::: SOURCE DATA

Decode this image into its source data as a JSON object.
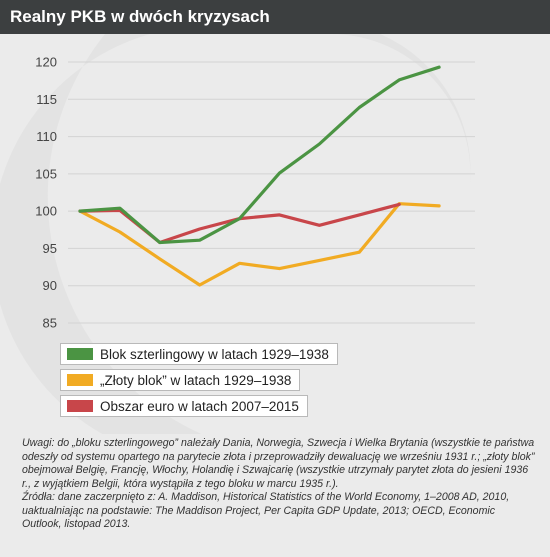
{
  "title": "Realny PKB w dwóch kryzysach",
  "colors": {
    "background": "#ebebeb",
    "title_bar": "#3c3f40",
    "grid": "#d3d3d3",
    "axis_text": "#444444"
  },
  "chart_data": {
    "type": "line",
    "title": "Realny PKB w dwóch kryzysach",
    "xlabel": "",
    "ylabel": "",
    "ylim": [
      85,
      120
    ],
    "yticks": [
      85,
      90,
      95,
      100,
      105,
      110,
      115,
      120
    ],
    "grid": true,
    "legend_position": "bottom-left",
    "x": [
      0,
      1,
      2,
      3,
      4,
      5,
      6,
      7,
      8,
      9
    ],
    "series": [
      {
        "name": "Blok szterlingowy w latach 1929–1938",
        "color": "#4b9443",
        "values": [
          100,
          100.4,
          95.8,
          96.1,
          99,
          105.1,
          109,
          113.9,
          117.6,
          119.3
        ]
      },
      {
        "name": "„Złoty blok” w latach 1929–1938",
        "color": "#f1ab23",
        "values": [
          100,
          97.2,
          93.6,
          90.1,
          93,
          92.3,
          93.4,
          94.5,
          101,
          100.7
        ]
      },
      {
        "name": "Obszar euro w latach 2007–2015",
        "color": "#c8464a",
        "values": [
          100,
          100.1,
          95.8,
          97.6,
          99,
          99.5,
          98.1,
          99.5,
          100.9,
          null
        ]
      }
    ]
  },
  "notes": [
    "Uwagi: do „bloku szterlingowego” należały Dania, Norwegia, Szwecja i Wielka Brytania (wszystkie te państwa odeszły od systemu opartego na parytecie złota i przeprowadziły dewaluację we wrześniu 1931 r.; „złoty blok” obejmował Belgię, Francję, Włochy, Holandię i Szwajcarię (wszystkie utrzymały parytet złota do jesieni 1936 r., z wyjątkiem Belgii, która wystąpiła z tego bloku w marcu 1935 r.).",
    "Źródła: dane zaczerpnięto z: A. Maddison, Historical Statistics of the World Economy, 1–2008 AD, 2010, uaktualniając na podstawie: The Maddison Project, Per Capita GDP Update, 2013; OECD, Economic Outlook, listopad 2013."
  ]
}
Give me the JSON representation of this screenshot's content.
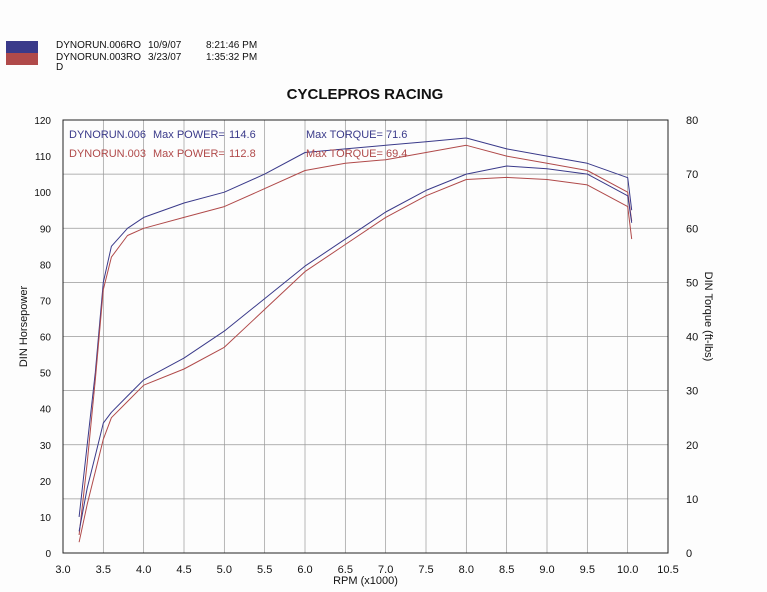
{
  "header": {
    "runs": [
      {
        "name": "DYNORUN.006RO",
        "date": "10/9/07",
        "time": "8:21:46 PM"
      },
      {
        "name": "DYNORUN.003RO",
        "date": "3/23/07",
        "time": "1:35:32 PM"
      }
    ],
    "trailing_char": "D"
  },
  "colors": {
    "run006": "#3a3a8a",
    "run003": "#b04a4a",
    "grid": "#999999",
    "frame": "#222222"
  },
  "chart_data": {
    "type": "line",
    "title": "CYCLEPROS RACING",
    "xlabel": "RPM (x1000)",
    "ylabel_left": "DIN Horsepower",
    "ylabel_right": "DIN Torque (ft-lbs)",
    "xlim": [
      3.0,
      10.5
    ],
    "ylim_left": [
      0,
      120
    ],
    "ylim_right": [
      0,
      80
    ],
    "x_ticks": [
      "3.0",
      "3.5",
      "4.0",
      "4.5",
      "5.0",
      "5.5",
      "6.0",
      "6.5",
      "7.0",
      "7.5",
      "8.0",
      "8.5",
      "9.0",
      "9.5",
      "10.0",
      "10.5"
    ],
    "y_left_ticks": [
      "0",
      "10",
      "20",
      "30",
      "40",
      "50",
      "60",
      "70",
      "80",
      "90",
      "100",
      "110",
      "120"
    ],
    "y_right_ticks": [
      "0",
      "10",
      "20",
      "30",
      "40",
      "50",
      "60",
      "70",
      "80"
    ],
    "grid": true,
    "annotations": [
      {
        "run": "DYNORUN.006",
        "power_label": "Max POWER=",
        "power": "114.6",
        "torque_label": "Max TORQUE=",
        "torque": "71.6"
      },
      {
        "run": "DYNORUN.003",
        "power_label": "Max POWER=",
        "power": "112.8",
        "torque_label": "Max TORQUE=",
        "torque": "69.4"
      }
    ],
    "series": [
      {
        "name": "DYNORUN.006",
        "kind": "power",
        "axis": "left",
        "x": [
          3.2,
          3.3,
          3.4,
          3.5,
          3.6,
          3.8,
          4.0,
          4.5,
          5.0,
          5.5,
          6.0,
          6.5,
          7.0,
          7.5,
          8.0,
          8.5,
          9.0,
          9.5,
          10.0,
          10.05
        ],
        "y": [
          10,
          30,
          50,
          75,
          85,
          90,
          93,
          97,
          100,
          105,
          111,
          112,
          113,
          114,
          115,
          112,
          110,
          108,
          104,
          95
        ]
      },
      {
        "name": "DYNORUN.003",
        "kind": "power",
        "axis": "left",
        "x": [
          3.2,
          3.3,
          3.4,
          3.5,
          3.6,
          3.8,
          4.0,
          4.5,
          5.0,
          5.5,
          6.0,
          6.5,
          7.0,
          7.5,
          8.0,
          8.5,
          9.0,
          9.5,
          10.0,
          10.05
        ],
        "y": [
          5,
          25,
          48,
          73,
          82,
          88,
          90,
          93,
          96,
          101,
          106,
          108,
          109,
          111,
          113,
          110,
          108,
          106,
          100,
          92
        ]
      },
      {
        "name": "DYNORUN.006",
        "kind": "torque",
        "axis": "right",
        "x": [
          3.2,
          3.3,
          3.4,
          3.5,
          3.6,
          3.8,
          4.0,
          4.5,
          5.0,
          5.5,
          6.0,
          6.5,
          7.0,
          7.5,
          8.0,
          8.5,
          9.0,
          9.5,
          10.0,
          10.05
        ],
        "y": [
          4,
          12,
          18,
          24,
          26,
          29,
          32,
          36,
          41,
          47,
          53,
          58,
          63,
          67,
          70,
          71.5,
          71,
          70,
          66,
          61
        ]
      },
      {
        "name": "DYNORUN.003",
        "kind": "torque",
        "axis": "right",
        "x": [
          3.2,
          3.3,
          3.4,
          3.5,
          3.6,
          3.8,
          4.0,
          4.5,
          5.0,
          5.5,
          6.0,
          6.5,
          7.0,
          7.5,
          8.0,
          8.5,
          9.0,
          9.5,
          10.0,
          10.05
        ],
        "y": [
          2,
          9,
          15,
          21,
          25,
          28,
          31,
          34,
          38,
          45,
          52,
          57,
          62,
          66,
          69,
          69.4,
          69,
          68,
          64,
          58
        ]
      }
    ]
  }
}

::::::

- **TASK TO COMPLETE**:
Each record should be quoted exactly, with the images omitted.

- **RESULT FOR THIS TASK**:
Decode this image into its source data as a JSON object.
{
  "title": "Realny PKB w dwóch kryzysach",
  "colors": {
    "background": "#ebebeb",
    "title_bar": "#3c3f40",
    "grid": "#d3d3d3",
    "axis_text": "#444444"
  },
  "chart_data": {
    "type": "line",
    "title": "Realny PKB w dwóch kryzysach",
    "xlabel": "",
    "ylabel": "",
    "ylim": [
      85,
      120
    ],
    "yticks": [
      85,
      90,
      95,
      100,
      105,
      110,
      115,
      120
    ],
    "grid": true,
    "legend_position": "bottom-left",
    "x": [
      0,
      1,
      2,
      3,
      4,
      5,
      6,
      7,
      8,
      9
    ],
    "series": [
      {
        "name": "Blok szterlingowy w latach 1929–1938",
        "color": "#4b9443",
        "values": [
          100,
          100.4,
          95.8,
          96.1,
          99,
          105.1,
          109,
          113.9,
          117.6,
          119.3
        ]
      },
      {
        "name": "„Złoty blok” w latach 1929–1938",
        "color": "#f1ab23",
        "values": [
          100,
          97.2,
          93.6,
          90.1,
          93,
          92.3,
          93.4,
          94.5,
          101,
          100.7
        ]
      },
      {
        "name": "Obszar euro w latach 2007–2015",
        "color": "#c8464a",
        "values": [
          100,
          100.1,
          95.8,
          97.6,
          99,
          99.5,
          98.1,
          99.5,
          100.9,
          null
        ]
      }
    ]
  },
  "notes": [
    "Uwagi: do „bloku szterlingowego” należały Dania, Norwegia, Szwecja i Wielka Brytania (wszystkie te państwa odeszły od systemu opartego na parytecie złota i przeprowadziły dewaluację we wrześniu 1931 r.; „złoty blok” obejmował Belgię, Francję, Włochy, Holandię i Szwajcarię (wszystkie utrzymały parytet złota do jesieni 1936 r., z wyjątkiem Belgii, która wystąpiła z tego bloku w marcu 1935 r.).",
    "Źródła: dane zaczerpnięto z: A. Maddison, Historical Statistics of the World Economy, 1–2008 AD, 2010, uaktualniając na podstawie: The Maddison Project, Per Capita GDP Update, 2013; OECD, Economic Outlook, listopad 2013."
  ]
}
Give me the JSON representation of this screenshot's content.
{
  "header": {
    "runs": [
      {
        "name": "DYNORUN.006RO",
        "date": "10/9/07",
        "time": "8:21:46 PM"
      },
      {
        "name": "DYNORUN.003RO",
        "date": "3/23/07",
        "time": "1:35:32 PM"
      }
    ],
    "trailing_char": "D"
  },
  "colors": {
    "run006": "#3a3a8a",
    "run003": "#b04a4a",
    "grid": "#999999",
    "frame": "#222222"
  },
  "chart_data": {
    "type": "line",
    "title": "CYCLEPROS RACING",
    "xlabel": "RPM (x1000)",
    "ylabel_left": "DIN Horsepower",
    "ylabel_right": "DIN Torque (ft-lbs)",
    "xlim": [
      3.0,
      10.5
    ],
    "ylim_left": [
      0,
      120
    ],
    "ylim_right": [
      0,
      80
    ],
    "x_ticks": [
      "3.0",
      "3.5",
      "4.0",
      "4.5",
      "5.0",
      "5.5",
      "6.0",
      "6.5",
      "7.0",
      "7.5",
      "8.0",
      "8.5",
      "9.0",
      "9.5",
      "10.0",
      "10.5"
    ],
    "y_left_ticks": [
      "0",
      "10",
      "20",
      "30",
      "40",
      "50",
      "60",
      "70",
      "80",
      "90",
      "100",
      "110",
      "120"
    ],
    "y_right_ticks": [
      "0",
      "10",
      "20",
      "30",
      "40",
      "50",
      "60",
      "70",
      "80"
    ],
    "grid": true,
    "annotations": [
      {
        "run": "DYNORUN.006",
        "power_label": "Max POWER=",
        "power": "114.6",
        "torque_label": "Max TORQUE=",
        "torque": "71.6"
      },
      {
        "run": "DYNORUN.003",
        "power_label": "Max POWER=",
        "power": "112.8",
        "torque_label": "Max TORQUE=",
        "torque": "69.4"
      }
    ],
    "series": [
      {
        "name": "DYNORUN.006",
        "kind": "power",
        "axis": "left",
        "x": [
          3.2,
          3.3,
          3.4,
          3.5,
          3.6,
          3.8,
          4.0,
          4.5,
          5.0,
          5.5,
          6.0,
          6.5,
          7.0,
          7.5,
          8.0,
          8.5,
          9.0,
          9.5,
          10.0,
          10.05
        ],
        "y": [
          10,
          30,
          50,
          75,
          85,
          90,
          93,
          97,
          100,
          105,
          111,
          112,
          113,
          114,
          115,
          112,
          110,
          108,
          104,
          95
        ]
      },
      {
        "name": "DYNORUN.003",
        "kind": "power",
        "axis": "left",
        "x": [
          3.2,
          3.3,
          3.4,
          3.5,
          3.6,
          3.8,
          4.0,
          4.5,
          5.0,
          5.5,
          6.0,
          6.5,
          7.0,
          7.5,
          8.0,
          8.5,
          9.0,
          9.5,
          10.0,
          10.05
        ],
        "y": [
          5,
          25,
          48,
          73,
          82,
          88,
          90,
          93,
          96,
          101,
          106,
          108,
          109,
          111,
          113,
          110,
          108,
          106,
          100,
          92
        ]
      },
      {
        "name": "DYNORUN.006",
        "kind": "torque",
        "axis": "right",
        "x": [
          3.2,
          3.3,
          3.4,
          3.5,
          3.6,
          3.8,
          4.0,
          4.5,
          5.0,
          5.5,
          6.0,
          6.5,
          7.0,
          7.5,
          8.0,
          8.5,
          9.0,
          9.5,
          10.0,
          10.05
        ],
        "y": [
          4,
          12,
          18,
          24,
          26,
          29,
          32,
          36,
          41,
          47,
          53,
          58,
          63,
          67,
          70,
          71.5,
          71,
          70,
          66,
          61
        ]
      },
      {
        "name": "DYNORUN.003",
        "kind": "torque",
        "axis": "right",
        "x": [
          3.2,
          3.3,
          3.4,
          3.5,
          3.6,
          3.8,
          4.0,
          4.5,
          5.0,
          5.5,
          6.0,
          6.5,
          7.0,
          7.5,
          8.0,
          8.5,
          9.0,
          9.5,
          10.0,
          10.05
        ],
        "y": [
          2,
          9,
          15,
          21,
          25,
          28,
          31,
          34,
          38,
          45,
          52,
          57,
          62,
          66,
          69,
          69.4,
          69,
          68,
          64,
          58
        ]
      }
    ]
  }
}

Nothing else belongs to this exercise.